--- Record extracts ---
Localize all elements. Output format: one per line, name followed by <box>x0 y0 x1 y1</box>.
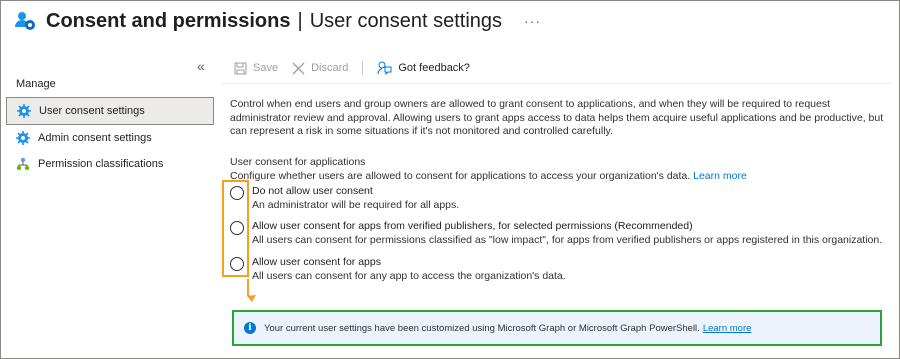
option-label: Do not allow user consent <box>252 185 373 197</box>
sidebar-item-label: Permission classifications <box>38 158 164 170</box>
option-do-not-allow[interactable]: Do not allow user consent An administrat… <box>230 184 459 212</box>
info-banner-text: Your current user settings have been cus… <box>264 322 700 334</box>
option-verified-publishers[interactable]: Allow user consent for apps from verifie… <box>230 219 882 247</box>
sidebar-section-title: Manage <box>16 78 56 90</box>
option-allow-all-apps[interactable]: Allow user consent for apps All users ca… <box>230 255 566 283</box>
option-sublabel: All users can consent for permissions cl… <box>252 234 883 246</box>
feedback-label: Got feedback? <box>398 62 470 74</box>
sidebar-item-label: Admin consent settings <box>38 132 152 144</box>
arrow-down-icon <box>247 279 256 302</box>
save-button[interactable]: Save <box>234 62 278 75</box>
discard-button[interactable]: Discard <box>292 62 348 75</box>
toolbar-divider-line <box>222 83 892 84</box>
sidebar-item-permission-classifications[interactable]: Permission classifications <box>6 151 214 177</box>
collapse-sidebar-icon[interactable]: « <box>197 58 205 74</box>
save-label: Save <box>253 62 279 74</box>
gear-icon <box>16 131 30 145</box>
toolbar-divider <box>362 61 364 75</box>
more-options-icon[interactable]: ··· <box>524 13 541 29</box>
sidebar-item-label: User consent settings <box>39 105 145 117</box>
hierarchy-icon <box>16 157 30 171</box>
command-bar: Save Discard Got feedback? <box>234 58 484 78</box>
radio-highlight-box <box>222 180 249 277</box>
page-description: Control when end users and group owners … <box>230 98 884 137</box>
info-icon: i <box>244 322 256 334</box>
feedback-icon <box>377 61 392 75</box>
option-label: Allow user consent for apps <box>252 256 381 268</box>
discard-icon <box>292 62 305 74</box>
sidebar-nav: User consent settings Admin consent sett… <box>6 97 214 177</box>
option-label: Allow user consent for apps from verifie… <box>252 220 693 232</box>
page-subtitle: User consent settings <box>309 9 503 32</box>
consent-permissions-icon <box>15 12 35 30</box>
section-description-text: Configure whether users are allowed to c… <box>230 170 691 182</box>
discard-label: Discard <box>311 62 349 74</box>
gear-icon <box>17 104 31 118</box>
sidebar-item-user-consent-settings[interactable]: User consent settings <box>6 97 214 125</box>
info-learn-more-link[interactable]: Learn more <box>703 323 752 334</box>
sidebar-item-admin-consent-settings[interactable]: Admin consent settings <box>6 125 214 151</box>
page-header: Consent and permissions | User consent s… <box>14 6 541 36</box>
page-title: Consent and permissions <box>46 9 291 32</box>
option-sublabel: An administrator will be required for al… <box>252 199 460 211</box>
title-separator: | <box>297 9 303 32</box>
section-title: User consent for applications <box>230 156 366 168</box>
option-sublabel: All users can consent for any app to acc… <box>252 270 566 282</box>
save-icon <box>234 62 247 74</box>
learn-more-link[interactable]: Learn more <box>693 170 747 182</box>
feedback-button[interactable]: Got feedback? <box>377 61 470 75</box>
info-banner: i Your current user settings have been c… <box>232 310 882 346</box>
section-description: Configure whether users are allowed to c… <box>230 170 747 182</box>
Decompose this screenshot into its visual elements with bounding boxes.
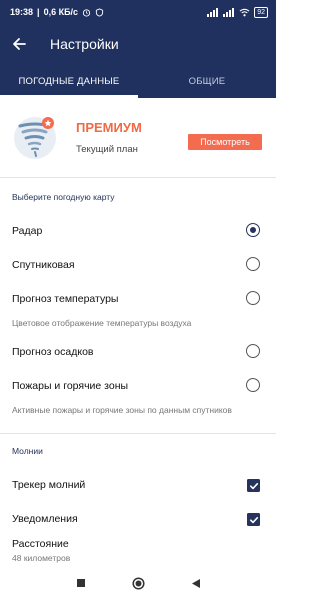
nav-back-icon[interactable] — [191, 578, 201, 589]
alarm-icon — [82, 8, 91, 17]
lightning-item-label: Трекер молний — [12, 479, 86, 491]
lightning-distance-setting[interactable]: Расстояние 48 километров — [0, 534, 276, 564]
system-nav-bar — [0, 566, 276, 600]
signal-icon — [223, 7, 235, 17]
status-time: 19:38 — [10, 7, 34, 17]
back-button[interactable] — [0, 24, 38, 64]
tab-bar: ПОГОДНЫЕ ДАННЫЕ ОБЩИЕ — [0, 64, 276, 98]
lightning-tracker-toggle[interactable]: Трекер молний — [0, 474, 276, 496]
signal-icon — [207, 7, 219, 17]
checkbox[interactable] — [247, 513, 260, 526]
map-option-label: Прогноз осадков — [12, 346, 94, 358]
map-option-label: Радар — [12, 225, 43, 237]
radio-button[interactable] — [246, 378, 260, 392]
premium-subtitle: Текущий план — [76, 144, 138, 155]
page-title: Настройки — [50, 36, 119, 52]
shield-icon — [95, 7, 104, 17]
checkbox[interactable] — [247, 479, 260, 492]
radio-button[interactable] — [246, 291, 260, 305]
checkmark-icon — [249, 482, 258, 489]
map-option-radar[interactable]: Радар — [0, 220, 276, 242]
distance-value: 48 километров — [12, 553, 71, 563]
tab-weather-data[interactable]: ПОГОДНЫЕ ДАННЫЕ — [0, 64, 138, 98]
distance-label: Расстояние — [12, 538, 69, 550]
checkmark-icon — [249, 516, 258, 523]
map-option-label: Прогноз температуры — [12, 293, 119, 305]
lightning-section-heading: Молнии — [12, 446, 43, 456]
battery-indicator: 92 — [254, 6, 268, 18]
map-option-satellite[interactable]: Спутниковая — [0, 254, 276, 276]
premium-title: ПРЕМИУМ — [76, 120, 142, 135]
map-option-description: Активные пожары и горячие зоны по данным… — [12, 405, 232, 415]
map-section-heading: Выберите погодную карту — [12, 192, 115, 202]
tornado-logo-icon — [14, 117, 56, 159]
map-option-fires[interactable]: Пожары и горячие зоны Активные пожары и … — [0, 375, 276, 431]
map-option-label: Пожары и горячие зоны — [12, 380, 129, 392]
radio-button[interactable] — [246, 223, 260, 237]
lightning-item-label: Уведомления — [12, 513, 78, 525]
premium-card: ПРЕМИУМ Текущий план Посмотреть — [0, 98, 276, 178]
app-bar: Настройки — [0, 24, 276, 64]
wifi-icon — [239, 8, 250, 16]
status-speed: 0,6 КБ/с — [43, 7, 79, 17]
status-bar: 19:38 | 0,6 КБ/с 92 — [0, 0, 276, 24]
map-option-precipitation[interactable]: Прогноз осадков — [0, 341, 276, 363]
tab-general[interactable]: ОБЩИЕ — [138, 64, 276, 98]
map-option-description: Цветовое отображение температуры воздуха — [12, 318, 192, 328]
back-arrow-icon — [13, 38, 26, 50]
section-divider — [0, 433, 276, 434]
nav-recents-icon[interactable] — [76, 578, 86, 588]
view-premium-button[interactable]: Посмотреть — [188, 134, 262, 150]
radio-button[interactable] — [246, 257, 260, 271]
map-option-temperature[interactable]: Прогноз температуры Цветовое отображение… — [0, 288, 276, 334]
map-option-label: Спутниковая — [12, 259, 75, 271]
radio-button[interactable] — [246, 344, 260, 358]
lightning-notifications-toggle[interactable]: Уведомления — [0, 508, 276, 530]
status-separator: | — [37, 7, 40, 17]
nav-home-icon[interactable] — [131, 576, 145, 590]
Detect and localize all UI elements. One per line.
---
[Task instructions]
Reproduce, character for character, the portion of the data that begins with the line containing "option-label: Do not" and ends with the line containing "toolbar-divider <box>362 61 364 75</box>", including both of those lines.

[Response for this exercise]
option-label: Do not allow user consent <box>252 185 373 197</box>
sidebar-item-label: Permission classifications <box>38 158 164 170</box>
option-do-not-allow[interactable]: Do not allow user consent An administrat… <box>230 184 459 212</box>
info-banner-text: Your current user settings have been cus… <box>264 322 700 334</box>
option-verified-publishers[interactable]: Allow user consent for apps from verifie… <box>230 219 882 247</box>
sidebar-section-title: Manage <box>16 78 56 90</box>
option-allow-all-apps[interactable]: Allow user consent for apps All users ca… <box>230 255 566 283</box>
option-sublabel: All users can consent for permissions cl… <box>252 234 883 246</box>
feedback-label: Got feedback? <box>398 62 470 74</box>
sidebar-item-label: Admin consent settings <box>38 132 152 144</box>
arrow-down-icon <box>247 279 256 302</box>
save-button[interactable]: Save <box>234 62 278 75</box>
discard-button[interactable]: Discard <box>292 62 348 75</box>
toolbar-divider-line <box>222 83 892 84</box>
sidebar-item-permission-classifications[interactable]: Permission classifications <box>6 151 214 177</box>
collapse-sidebar-icon[interactable]: « <box>197 58 205 74</box>
save-label: Save <box>253 62 279 74</box>
gear-icon <box>16 131 30 145</box>
toolbar-divider <box>362 61 364 75</box>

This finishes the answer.